— Start of Supplied entries —
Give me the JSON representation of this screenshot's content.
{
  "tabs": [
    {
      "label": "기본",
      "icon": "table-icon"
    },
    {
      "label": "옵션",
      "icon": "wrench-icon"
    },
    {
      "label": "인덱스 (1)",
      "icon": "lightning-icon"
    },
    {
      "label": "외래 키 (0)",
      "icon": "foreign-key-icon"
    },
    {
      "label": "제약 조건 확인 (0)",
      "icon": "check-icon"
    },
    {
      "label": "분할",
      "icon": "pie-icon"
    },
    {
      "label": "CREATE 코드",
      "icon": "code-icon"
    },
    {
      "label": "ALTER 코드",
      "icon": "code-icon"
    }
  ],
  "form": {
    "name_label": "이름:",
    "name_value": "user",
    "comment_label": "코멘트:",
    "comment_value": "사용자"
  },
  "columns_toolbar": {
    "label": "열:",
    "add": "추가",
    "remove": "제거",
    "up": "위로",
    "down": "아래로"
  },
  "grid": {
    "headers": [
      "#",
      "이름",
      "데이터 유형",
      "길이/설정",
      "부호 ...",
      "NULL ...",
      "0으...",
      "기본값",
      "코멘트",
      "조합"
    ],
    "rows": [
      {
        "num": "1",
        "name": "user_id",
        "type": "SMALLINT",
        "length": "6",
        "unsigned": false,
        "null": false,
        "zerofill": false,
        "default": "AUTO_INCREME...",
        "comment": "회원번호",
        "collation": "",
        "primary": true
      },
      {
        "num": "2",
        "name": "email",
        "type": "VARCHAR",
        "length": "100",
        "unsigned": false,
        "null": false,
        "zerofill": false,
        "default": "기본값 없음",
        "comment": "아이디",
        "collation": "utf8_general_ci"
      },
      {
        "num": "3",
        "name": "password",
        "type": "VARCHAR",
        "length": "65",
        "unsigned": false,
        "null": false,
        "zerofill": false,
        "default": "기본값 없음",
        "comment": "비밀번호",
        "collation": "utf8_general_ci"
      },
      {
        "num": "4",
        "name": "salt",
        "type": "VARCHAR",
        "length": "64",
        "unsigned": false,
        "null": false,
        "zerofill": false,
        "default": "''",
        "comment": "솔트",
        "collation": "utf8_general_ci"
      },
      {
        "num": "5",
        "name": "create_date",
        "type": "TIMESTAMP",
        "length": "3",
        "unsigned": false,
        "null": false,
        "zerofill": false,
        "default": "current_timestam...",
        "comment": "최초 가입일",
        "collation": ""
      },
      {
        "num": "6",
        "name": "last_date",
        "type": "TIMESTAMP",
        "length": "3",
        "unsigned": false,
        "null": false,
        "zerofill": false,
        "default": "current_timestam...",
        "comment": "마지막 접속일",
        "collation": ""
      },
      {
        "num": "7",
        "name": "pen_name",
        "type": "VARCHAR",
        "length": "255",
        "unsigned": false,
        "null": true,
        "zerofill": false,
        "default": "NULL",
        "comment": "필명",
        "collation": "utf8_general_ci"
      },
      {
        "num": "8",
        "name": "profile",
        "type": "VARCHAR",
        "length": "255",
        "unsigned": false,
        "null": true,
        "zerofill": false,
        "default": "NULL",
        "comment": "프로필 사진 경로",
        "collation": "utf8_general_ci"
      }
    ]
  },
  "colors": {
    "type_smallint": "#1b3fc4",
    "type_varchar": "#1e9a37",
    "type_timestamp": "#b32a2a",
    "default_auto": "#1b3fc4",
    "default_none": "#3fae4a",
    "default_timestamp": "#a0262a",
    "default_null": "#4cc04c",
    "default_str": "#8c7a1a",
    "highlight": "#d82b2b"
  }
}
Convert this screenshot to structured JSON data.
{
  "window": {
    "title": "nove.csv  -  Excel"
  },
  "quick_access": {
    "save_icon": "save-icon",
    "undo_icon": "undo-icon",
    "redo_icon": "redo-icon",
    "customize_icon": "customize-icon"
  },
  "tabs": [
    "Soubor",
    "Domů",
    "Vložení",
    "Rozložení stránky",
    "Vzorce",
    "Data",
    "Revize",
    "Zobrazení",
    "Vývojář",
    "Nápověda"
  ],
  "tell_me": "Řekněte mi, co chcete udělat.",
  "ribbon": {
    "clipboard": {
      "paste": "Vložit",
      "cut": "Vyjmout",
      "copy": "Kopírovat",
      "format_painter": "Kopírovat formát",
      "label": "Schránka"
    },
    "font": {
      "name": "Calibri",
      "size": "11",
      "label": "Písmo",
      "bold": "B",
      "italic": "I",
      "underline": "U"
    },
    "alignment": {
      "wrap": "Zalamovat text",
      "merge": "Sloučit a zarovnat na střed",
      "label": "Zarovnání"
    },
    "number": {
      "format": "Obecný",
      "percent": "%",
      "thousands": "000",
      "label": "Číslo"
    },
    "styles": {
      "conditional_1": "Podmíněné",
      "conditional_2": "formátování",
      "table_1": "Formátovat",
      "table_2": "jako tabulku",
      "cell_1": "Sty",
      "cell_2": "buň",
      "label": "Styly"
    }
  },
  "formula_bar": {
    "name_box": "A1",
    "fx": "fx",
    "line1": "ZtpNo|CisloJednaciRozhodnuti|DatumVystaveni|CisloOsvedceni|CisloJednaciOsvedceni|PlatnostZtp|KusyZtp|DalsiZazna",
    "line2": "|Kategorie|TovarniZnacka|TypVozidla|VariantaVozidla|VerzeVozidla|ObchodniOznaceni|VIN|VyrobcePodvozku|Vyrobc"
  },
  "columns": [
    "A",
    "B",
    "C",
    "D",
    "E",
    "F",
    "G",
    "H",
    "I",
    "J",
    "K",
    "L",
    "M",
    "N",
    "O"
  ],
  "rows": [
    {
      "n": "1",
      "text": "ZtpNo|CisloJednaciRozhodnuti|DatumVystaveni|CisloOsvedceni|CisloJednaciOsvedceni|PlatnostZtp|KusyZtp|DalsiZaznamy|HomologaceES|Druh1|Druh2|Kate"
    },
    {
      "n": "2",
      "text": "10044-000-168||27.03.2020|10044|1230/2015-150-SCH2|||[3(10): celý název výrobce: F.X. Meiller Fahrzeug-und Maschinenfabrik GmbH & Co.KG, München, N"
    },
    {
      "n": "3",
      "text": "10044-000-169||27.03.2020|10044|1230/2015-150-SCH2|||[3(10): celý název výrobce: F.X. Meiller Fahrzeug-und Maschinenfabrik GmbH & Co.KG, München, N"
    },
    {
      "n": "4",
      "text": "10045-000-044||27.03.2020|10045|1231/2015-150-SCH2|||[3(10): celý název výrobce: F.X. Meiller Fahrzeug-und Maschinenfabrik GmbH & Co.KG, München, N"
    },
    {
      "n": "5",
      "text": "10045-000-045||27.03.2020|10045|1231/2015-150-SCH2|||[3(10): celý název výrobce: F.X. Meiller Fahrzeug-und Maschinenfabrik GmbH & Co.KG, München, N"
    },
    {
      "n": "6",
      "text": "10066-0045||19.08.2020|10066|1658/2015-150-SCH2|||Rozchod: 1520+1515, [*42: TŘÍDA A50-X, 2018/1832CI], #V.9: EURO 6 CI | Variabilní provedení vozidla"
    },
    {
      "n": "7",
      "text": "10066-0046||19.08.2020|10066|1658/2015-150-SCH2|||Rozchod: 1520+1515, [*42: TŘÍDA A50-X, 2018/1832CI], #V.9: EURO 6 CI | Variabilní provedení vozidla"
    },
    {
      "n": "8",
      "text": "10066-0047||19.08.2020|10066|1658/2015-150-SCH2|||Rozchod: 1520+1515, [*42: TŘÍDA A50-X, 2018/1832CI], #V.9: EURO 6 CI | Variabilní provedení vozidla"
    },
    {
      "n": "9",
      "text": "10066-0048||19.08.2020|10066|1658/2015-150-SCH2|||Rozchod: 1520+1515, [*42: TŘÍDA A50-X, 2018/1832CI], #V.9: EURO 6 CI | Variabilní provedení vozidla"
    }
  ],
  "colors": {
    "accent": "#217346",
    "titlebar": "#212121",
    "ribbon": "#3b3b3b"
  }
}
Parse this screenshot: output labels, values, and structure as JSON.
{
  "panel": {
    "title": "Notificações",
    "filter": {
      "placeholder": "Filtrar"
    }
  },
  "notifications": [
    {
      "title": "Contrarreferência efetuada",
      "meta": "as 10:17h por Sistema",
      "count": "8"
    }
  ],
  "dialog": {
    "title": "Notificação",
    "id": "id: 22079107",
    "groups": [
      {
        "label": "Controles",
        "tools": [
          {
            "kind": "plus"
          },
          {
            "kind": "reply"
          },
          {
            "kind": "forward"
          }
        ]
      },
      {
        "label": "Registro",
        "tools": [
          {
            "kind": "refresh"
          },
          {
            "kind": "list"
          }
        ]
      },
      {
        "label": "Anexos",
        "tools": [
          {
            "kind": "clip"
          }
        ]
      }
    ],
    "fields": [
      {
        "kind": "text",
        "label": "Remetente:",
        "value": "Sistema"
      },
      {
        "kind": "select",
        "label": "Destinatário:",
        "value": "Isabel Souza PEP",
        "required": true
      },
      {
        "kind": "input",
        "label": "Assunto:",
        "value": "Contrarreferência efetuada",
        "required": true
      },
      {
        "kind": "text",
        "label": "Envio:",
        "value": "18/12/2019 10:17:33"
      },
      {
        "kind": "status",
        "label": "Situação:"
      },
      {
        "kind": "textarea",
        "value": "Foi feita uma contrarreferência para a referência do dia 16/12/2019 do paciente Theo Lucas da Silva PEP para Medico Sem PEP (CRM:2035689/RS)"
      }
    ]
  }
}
— End of Supplied entries —
Exercise requirements - Copy out each line in the preceding records that contains "efetuada".

Exercise output -
      "title": "Contrarreferência efetuada",
        "value": "Contrarreferência efetuada",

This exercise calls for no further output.